* Problem to work on
Wherever the word "JSON" appears in a line, copy that line.

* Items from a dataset
· · · · ·
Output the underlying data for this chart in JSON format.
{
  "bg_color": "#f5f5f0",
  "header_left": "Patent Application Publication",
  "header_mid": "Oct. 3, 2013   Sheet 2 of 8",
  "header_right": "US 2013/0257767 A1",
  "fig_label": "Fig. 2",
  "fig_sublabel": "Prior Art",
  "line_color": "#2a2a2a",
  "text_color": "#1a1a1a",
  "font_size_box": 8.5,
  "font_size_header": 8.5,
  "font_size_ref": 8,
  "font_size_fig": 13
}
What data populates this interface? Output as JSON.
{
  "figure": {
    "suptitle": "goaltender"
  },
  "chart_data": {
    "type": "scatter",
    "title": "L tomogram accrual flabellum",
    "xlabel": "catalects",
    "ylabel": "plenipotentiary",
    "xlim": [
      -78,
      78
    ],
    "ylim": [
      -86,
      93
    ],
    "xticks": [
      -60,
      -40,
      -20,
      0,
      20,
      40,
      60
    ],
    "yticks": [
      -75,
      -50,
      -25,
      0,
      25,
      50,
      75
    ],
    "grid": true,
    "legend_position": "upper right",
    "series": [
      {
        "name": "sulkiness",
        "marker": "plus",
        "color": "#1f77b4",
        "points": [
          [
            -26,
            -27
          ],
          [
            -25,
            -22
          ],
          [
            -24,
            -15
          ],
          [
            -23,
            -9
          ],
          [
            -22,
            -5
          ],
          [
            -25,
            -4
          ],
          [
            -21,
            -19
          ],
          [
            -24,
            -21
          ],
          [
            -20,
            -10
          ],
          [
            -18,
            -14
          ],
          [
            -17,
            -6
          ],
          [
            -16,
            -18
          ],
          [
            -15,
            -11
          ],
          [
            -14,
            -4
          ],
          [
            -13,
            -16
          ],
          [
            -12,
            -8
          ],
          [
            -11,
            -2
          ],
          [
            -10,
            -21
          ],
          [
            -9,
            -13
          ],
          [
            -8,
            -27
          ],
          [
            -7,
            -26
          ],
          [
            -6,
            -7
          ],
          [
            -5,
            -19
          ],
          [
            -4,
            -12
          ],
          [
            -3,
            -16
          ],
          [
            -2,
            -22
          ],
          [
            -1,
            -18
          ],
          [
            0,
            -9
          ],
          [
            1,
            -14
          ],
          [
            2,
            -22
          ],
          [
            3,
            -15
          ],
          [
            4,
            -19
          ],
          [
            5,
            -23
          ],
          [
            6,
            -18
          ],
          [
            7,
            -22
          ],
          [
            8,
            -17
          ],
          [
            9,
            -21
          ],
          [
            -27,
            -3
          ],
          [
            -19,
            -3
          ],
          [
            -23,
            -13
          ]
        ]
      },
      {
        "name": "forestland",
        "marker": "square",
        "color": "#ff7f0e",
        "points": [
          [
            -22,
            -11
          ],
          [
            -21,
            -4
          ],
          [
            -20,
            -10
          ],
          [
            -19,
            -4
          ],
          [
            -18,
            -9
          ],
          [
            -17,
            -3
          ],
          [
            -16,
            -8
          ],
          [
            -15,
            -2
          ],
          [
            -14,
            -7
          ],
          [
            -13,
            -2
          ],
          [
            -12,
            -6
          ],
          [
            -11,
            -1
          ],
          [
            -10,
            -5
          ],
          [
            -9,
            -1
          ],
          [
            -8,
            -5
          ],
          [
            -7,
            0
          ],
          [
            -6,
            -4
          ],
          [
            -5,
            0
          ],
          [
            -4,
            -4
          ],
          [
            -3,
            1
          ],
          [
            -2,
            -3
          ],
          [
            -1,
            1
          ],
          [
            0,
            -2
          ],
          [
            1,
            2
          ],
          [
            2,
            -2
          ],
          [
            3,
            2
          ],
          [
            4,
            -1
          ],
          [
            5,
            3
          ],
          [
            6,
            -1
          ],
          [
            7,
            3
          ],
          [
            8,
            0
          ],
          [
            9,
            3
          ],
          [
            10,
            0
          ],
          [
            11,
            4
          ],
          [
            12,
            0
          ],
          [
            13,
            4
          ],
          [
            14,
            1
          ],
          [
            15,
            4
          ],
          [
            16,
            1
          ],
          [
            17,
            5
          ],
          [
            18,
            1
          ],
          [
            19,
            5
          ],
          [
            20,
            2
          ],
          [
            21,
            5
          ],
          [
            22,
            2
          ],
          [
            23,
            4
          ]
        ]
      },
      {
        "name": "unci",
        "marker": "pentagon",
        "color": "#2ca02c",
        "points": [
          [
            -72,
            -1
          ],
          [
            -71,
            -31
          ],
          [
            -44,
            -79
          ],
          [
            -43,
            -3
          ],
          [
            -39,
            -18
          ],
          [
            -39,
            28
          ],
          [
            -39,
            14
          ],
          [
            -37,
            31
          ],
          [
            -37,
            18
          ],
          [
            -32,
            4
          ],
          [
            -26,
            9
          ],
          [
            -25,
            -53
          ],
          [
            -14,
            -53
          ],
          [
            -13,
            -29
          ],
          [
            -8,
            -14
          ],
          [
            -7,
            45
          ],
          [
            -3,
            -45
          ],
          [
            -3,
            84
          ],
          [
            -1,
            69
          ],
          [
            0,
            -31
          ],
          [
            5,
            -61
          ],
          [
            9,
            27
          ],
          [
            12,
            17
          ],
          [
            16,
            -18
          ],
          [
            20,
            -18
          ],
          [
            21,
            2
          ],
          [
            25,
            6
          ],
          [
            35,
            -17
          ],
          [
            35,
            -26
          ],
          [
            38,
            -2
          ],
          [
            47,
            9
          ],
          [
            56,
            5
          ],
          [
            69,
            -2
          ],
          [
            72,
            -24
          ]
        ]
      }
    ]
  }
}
· · · · ·
* Full answer
Output the underlying data for this chart in JSON format.
What data populates this interface? Output as JSON.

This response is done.